-------- Given records

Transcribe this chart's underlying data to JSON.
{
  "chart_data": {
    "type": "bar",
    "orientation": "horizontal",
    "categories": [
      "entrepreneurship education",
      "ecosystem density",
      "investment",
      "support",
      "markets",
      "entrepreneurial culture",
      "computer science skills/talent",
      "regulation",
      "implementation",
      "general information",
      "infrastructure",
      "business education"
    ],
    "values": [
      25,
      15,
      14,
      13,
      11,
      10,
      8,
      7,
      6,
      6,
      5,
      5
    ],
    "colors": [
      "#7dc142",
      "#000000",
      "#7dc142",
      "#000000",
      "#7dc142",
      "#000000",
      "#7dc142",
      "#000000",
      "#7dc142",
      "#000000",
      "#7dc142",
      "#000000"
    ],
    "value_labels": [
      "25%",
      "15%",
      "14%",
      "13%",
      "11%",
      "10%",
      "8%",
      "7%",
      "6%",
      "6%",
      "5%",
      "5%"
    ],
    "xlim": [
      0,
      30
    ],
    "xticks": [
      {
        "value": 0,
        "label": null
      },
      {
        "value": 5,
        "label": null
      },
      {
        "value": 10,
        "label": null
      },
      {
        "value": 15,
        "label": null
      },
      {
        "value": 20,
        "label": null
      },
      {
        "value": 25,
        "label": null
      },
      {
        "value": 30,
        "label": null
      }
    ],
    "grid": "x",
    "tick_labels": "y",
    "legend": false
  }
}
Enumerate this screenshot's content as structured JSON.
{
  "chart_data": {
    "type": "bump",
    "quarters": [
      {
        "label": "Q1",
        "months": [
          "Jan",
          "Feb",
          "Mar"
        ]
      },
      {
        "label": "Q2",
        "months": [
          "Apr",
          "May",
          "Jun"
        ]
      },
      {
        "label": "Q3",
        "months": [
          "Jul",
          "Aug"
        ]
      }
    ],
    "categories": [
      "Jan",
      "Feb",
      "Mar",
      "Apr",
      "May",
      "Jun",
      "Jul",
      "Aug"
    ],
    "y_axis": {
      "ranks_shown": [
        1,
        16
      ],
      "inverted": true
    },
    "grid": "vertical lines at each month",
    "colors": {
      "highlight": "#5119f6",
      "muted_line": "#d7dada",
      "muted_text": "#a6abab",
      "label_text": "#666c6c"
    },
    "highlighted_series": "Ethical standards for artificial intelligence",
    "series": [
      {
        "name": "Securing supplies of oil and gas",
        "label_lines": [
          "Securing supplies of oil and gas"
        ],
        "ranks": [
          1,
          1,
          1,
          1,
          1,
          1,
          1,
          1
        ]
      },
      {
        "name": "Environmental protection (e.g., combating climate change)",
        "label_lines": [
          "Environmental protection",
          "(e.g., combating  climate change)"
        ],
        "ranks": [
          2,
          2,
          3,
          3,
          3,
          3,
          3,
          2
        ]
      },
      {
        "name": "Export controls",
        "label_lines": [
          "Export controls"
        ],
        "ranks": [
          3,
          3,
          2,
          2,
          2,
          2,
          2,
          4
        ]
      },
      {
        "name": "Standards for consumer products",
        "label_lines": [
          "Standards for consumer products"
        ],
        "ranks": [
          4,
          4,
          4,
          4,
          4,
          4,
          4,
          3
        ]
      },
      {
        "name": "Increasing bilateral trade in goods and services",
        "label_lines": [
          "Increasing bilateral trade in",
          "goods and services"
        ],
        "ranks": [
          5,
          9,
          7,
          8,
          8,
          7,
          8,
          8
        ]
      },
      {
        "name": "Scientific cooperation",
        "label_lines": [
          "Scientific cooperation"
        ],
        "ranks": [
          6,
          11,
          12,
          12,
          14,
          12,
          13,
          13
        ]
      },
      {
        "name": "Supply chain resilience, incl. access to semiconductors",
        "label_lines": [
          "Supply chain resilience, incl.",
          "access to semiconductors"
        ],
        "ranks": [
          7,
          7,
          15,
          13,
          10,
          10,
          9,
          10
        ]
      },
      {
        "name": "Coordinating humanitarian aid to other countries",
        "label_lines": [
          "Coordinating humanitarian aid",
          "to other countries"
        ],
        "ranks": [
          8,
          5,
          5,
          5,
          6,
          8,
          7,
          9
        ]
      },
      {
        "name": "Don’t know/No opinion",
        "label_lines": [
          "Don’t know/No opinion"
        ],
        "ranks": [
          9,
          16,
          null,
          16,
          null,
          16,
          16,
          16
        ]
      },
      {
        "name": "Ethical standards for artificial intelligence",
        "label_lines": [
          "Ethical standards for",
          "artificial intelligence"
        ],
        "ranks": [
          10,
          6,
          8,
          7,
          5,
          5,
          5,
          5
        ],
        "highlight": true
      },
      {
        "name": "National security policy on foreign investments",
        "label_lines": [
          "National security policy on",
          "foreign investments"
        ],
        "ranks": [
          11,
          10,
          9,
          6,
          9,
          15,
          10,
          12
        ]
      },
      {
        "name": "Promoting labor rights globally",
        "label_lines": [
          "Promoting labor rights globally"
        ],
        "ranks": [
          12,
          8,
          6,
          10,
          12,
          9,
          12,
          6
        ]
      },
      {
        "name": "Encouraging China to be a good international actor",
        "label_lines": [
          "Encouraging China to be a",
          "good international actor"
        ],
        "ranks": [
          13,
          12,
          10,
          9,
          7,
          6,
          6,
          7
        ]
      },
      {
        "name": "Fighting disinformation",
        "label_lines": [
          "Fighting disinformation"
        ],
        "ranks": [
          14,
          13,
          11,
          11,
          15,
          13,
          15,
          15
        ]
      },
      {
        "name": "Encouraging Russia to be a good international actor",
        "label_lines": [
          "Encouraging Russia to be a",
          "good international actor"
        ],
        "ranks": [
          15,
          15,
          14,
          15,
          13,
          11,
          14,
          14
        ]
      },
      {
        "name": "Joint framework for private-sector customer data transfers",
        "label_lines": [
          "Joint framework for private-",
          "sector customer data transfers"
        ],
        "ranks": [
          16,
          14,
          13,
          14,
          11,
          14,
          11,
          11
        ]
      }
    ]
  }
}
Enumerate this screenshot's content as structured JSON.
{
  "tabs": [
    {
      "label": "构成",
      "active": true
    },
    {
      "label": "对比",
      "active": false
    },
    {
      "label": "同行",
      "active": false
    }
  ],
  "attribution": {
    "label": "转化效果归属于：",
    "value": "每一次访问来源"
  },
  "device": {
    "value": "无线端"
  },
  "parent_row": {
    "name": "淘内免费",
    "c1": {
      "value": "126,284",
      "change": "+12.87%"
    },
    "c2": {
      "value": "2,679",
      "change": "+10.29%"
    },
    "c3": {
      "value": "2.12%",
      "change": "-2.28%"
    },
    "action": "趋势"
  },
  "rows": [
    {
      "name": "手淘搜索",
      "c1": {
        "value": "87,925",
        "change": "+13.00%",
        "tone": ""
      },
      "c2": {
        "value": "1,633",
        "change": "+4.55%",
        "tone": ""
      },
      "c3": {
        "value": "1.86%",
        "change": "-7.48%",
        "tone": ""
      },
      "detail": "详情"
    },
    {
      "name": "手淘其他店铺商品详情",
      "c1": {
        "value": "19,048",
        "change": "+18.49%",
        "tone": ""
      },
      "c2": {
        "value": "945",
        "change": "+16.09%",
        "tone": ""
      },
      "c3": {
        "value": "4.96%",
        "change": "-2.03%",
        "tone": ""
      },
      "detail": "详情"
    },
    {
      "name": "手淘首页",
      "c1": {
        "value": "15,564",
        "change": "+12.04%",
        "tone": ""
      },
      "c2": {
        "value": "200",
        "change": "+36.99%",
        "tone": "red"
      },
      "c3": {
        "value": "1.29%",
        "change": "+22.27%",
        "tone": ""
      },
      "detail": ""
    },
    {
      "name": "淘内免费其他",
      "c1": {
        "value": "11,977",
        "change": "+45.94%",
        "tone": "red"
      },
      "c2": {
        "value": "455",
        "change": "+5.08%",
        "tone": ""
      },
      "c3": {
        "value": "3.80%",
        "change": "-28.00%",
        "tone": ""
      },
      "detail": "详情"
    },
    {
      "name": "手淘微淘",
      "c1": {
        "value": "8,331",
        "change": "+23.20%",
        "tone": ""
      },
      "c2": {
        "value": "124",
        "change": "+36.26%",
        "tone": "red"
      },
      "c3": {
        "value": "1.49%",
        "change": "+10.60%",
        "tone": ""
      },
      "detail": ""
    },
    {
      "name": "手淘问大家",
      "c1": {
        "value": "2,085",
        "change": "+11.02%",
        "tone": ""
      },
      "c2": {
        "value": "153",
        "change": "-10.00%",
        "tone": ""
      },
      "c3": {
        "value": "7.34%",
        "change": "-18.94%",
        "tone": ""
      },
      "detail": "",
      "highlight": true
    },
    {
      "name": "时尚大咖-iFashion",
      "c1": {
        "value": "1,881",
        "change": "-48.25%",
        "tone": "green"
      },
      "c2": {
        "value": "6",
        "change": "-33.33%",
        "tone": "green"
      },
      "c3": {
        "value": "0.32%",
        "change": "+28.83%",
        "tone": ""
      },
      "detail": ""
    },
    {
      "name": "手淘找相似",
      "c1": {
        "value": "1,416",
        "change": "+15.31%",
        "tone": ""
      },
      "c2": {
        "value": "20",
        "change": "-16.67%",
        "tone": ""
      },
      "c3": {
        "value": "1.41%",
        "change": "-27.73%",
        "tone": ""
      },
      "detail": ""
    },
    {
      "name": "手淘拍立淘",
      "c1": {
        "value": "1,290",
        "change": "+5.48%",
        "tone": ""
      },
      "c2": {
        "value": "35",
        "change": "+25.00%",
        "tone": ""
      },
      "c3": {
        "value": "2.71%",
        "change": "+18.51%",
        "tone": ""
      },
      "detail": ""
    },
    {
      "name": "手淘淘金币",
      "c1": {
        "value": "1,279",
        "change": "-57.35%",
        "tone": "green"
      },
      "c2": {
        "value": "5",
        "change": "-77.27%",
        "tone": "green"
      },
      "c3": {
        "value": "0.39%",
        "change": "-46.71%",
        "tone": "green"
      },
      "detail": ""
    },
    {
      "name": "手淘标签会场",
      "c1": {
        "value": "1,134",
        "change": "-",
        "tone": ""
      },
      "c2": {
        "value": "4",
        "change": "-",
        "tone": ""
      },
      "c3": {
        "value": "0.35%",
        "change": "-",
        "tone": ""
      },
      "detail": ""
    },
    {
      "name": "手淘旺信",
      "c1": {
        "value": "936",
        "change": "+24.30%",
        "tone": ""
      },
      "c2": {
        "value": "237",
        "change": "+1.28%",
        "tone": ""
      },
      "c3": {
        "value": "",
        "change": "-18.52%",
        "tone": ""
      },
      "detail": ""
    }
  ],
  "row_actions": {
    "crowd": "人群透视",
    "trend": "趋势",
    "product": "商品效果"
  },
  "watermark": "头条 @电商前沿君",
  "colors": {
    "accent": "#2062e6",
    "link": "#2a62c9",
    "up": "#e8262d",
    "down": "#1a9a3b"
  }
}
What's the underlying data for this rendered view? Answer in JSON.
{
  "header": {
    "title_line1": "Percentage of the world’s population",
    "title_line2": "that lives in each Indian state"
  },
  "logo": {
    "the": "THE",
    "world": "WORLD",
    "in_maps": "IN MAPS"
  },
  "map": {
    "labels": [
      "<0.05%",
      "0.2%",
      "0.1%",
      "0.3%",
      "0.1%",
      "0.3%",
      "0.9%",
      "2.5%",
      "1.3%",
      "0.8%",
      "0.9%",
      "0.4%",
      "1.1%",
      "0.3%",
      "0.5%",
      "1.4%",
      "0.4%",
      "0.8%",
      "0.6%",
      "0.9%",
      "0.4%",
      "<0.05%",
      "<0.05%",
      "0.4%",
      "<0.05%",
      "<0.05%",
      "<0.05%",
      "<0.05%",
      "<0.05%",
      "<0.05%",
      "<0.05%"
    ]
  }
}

----------------

> **What is needed**
All lines from the one that contains "What's the underlying" through the end of the material are to be quoted exactly, with both ends included.

> **Task result**
What's the underlying data for this rendered view? Answer in JSON.
{
  "header": {
    "title_line1": "Percentage of the world’s population",
    "title_line2": "that lives in each Indian state"
  },
  "logo": {
    "the": "THE",
    "world": "WORLD",
    "in_maps": "IN MAPS"
  },
  "map": {
    "labels": [
      "<0.05%",
      "0.2%",
      "0.1%",
      "0.3%",
      "0.1%",
      "0.3%",
      "0.9%",
      "2.5%",
      "1.3%",
      "0.8%",
      "0.9%",
      "0.4%",
      "1.1%",
      "0.3%",
      "0.5%",
      "1.4%",
      "0.4%",
      "0.8%",
      "0.6%",
      "0.9%",
      "0.4%",
      "<0.05%",
      "<0.05%",
      "0.4%",
      "<0.05%",
      "<0.05%",
      "<0.05%",
      "<0.05%",
      "<0.05%",
      "<0.05%",
      "<0.05%"
    ]
  }
}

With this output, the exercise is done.